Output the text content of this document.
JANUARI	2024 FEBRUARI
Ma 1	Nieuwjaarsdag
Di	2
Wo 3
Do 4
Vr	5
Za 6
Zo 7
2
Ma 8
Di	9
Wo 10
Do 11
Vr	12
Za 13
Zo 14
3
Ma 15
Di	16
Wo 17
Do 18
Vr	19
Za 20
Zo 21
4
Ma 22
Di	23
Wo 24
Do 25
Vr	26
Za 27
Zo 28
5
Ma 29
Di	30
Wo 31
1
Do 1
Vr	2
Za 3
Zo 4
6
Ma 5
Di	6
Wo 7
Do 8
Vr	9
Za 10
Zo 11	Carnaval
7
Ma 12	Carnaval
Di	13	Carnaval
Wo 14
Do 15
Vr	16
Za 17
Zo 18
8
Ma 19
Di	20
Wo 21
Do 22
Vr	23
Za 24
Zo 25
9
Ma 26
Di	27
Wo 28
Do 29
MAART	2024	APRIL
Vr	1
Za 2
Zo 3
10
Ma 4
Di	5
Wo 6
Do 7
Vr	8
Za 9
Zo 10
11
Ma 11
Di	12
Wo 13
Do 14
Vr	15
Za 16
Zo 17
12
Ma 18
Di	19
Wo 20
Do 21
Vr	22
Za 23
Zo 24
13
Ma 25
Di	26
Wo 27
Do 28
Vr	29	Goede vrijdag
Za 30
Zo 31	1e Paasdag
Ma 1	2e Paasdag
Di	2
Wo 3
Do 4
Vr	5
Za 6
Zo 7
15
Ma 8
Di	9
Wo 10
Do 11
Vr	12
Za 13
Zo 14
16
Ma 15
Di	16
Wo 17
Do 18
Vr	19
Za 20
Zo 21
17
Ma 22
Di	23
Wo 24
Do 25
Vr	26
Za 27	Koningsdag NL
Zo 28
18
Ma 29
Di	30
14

════════════════

__Directions for this task__:
Identify each line of the material where the word "Carnaval" shows up, and copy it.

__Exercise response__:
Zo 11	Carnaval
Ma 12	Carnaval
Di	13	Carnaval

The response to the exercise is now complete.